--- start ---
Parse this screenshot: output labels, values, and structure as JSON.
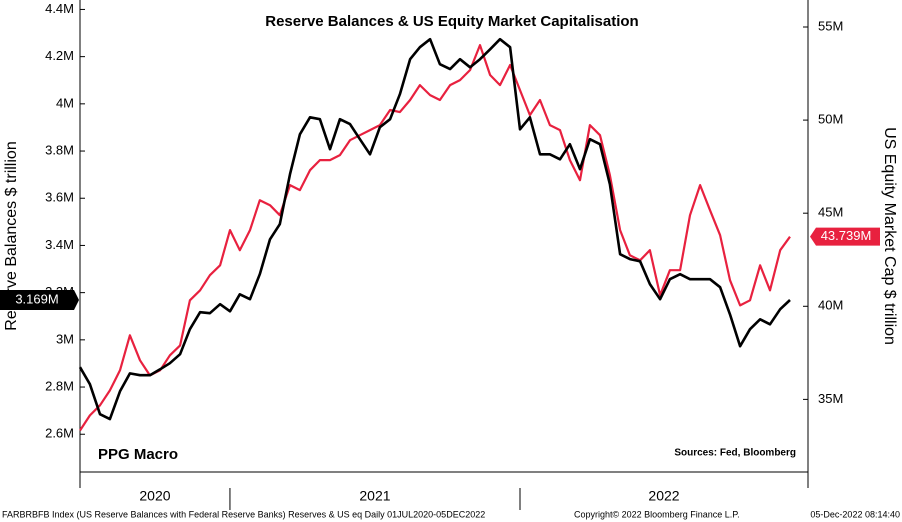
{
  "chart_data": {
    "type": "line",
    "title": "Reserve Balances & US Equity Market Capitalisation",
    "ylabel": "Reserve Balances $ trillion",
    "y2label": "US Equity Market Cap $ trillion",
    "annotations": [
      "PPG Macro",
      "Sources: Fed, Bloomberg"
    ],
    "footer": [
      "FARBRBFB Index (US Reserve Balances with Federal Reserve Banks) Reserves & US eq  Daily 01JUL2020-05DEC2022",
      "Copyright© 2022 Bloomberg Finance L.P.",
      "05-Dec-2022 08:14:40"
    ],
    "year_labels": [
      "2020",
      "2021",
      "2022"
    ],
    "xlim": [
      2020.483,
      2022.993
    ],
    "xticks": [
      2021,
      2022
    ],
    "x": [
      2020.483,
      2020.517,
      2020.552,
      2020.586,
      2020.621,
      2020.655,
      2020.69,
      2020.724,
      2020.759,
      2020.793,
      2020.828,
      2020.862,
      2020.897,
      2020.931,
      2020.966,
      2021.0,
      2021.034,
      2021.069,
      2021.103,
      2021.138,
      2021.172,
      2021.207,
      2021.241,
      2021.276,
      2021.31,
      2021.345,
      2021.379,
      2021.414,
      2021.448,
      2021.483,
      2021.517,
      2021.552,
      2021.586,
      2021.621,
      2021.655,
      2021.69,
      2021.724,
      2021.759,
      2021.793,
      2021.828,
      2021.862,
      2021.897,
      2021.931,
      2021.966,
      2022.0,
      2022.034,
      2022.069,
      2022.103,
      2022.138,
      2022.172,
      2022.207,
      2022.241,
      2022.276,
      2022.31,
      2022.345,
      2022.379,
      2022.414,
      2022.448,
      2022.483,
      2022.517,
      2022.552,
      2022.586,
      2022.621,
      2022.655,
      2022.69,
      2022.724,
      2022.759,
      2022.793,
      2022.828,
      2022.862,
      2022.897,
      2022.931
    ],
    "ylim": [
      2.44,
      4.44
    ],
    "yticks": [
      {
        "value": 2.6,
        "label": "2.6M"
      },
      {
        "value": 2.8,
        "label": "2.8M"
      },
      {
        "value": 3,
        "label": "3M"
      },
      {
        "value": 3.2,
        "label": "3.2M"
      },
      {
        "value": 3.4,
        "label": "3.4M"
      },
      {
        "value": 3.6,
        "label": "3.6M"
      },
      {
        "value": 3.8,
        "label": "3.8M"
      },
      {
        "value": 4,
        "label": "4M"
      },
      {
        "value": 4.2,
        "label": "4.2M"
      },
      {
        "value": 4.4,
        "label": "4.4M"
      }
    ],
    "y2lim": [
      31.1,
      56.45
    ],
    "y2ticks": [
      {
        "value": 35,
        "label": "35M"
      },
      {
        "value": 40,
        "label": "40M"
      },
      {
        "value": 45,
        "label": "45M"
      },
      {
        "value": 50,
        "label": "50M"
      },
      {
        "value": 55,
        "label": "55M"
      }
    ],
    "series": [
      {
        "name": "US Reserve Balances with Federal Reserve Banks",
        "color": "#000000",
        "axis": "y",
        "last_label": "3.169M",
        "values": [
          2.884,
          2.812,
          2.685,
          2.664,
          2.782,
          2.858,
          2.85,
          2.85,
          2.875,
          2.901,
          2.939,
          3.045,
          3.117,
          3.113,
          3.151,
          3.121,
          3.193,
          3.172,
          3.278,
          3.426,
          3.49,
          3.702,
          3.871,
          3.943,
          3.935,
          3.808,
          3.935,
          3.914,
          3.85,
          3.786,
          3.901,
          3.935,
          4.041,
          4.189,
          4.24,
          4.274,
          4.168,
          4.147,
          4.189,
          4.155,
          4.189,
          4.231,
          4.274,
          4.24,
          3.892,
          3.943,
          3.786,
          3.786,
          3.765,
          3.829,
          3.723,
          3.85,
          3.829,
          3.659,
          3.363,
          3.342,
          3.333,
          3.236,
          3.172,
          3.257,
          3.278,
          3.257,
          3.257,
          3.257,
          3.223,
          3.108,
          2.973,
          3.045,
          3.087,
          3.066,
          3.13,
          3.169
        ]
      },
      {
        "name": "US Equity Market Cap",
        "color": "#e8213f",
        "axis": "y2",
        "last_label": "43.739M",
        "values": [
          33.33,
          34.14,
          34.68,
          35.48,
          36.56,
          38.44,
          37.1,
          36.29,
          36.56,
          37.37,
          37.9,
          40.32,
          40.86,
          41.67,
          42.2,
          44.09,
          43.01,
          44.09,
          45.7,
          45.43,
          44.89,
          46.51,
          46.24,
          47.31,
          47.85,
          47.85,
          48.12,
          48.92,
          49.19,
          49.46,
          49.73,
          50.54,
          50.43,
          51.08,
          51.88,
          51.34,
          51.08,
          51.88,
          52.15,
          52.69,
          54.03,
          52.42,
          51.88,
          52.96,
          51.61,
          50.27,
          51.08,
          49.73,
          49.46,
          47.85,
          46.77,
          49.73,
          49.19,
          47.04,
          44.09,
          42.74,
          42.47,
          43.01,
          40.59,
          41.94,
          41.94,
          44.89,
          46.51,
          45.16,
          43.82,
          41.4,
          40.05,
          40.32,
          42.2,
          40.86,
          43.01,
          43.739
        ]
      }
    ]
  }
}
--- end ---
- What you are asked to do
Copy each line above that contains the string "Federal".

- Reply to the exercise
      "FARBRBFB Index (US Reserve Balances with Federal Reserve Banks) Reserves & US eq  Daily 01JUL2020-05DEC2022",
        "name": "US Reserve Balances with Federal Reserve Banks",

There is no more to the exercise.